Dataset content →

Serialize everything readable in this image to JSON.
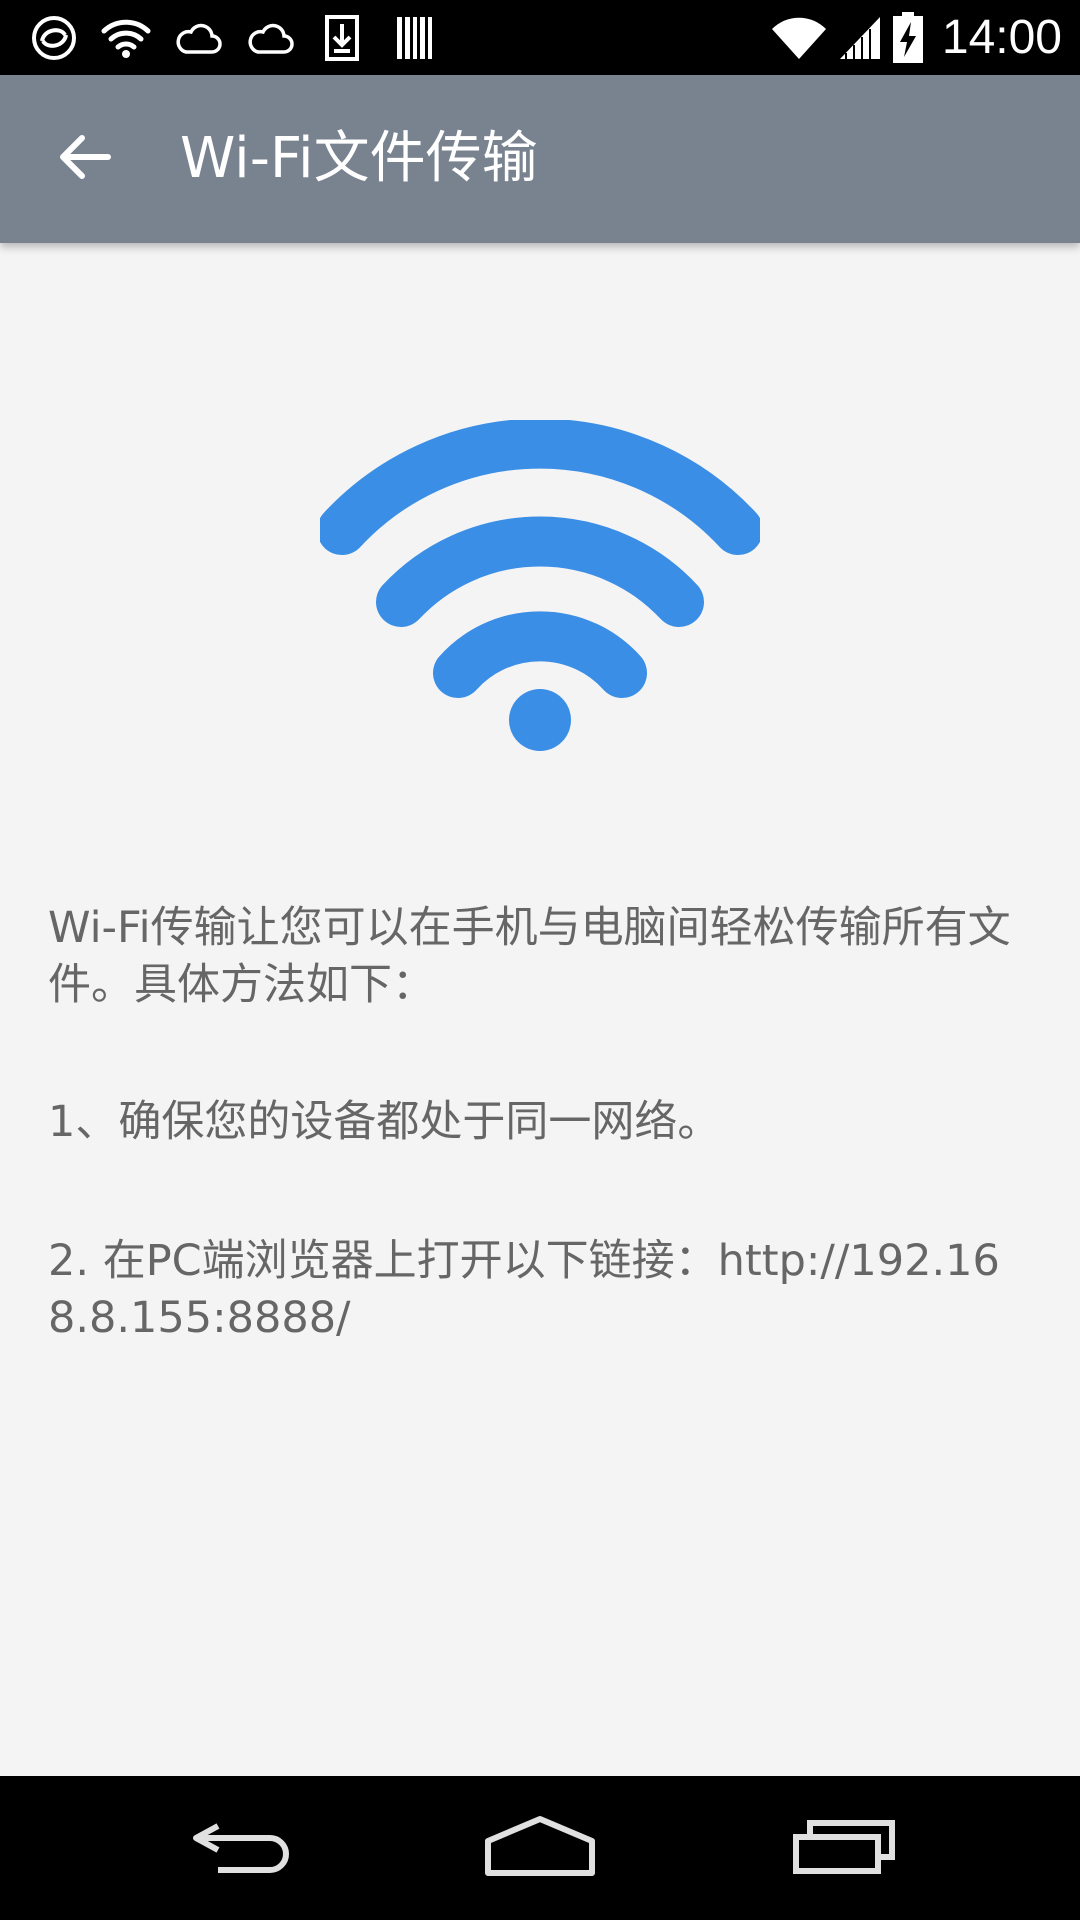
{
  "status_bar": {
    "time": "14:00",
    "left_icons": [
      "sync-icon",
      "wifi-notification-icon",
      "cloud-icon",
      "cloud-icon",
      "download-icon",
      "barcode-icon"
    ],
    "right_icons": [
      "wifi-signal-icon",
      "cell-signal-icon",
      "battery-charging-icon"
    ]
  },
  "app_bar": {
    "title": "Wi-Fi文件传输",
    "back_icon": "arrow-back-icon",
    "background_color": "#78838f"
  },
  "illustration": {
    "icon": "wifi-icon",
    "color": "#3a8ee6"
  },
  "content": {
    "intro": "Wi-Fi传输让您可以在手机与电脑间轻松传输所有文件。具体方法如下：",
    "step1": "1、确保您的设备都处于同一网络。",
    "step2": "2. 在PC端浏览器上打开以下链接：http://192.168.8.155:8888/"
  },
  "nav_bar": {
    "buttons": [
      "back-icon",
      "home-icon",
      "recents-icon"
    ]
  }
}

Prompt →
Reproduce the material word for word, minus the images.

Output of the exercise →
Serialize everything readable in this image to JSON.
{
  "status_bar": {
    "time": "14:00",
    "left_icons": [
      "sync-icon",
      "wifi-notification-icon",
      "cloud-icon",
      "cloud-icon",
      "download-icon",
      "barcode-icon"
    ],
    "right_icons": [
      "wifi-signal-icon",
      "cell-signal-icon",
      "battery-charging-icon"
    ]
  },
  "app_bar": {
    "title": "Wi-Fi文件传输",
    "back_icon": "arrow-back-icon",
    "background_color": "#78838f"
  },
  "illustration": {
    "icon": "wifi-icon",
    "color": "#3a8ee6"
  },
  "content": {
    "intro": "Wi-Fi传输让您可以在手机与电脑间轻松传输所有文件。具体方法如下：",
    "step1": "1、确保您的设备都处于同一网络。",
    "step2": "2. 在PC端浏览器上打开以下链接：http://192.168.8.155:8888/"
  },
  "nav_bar": {
    "buttons": [
      "back-icon",
      "home-icon",
      "recents-icon"
    ]
  }
}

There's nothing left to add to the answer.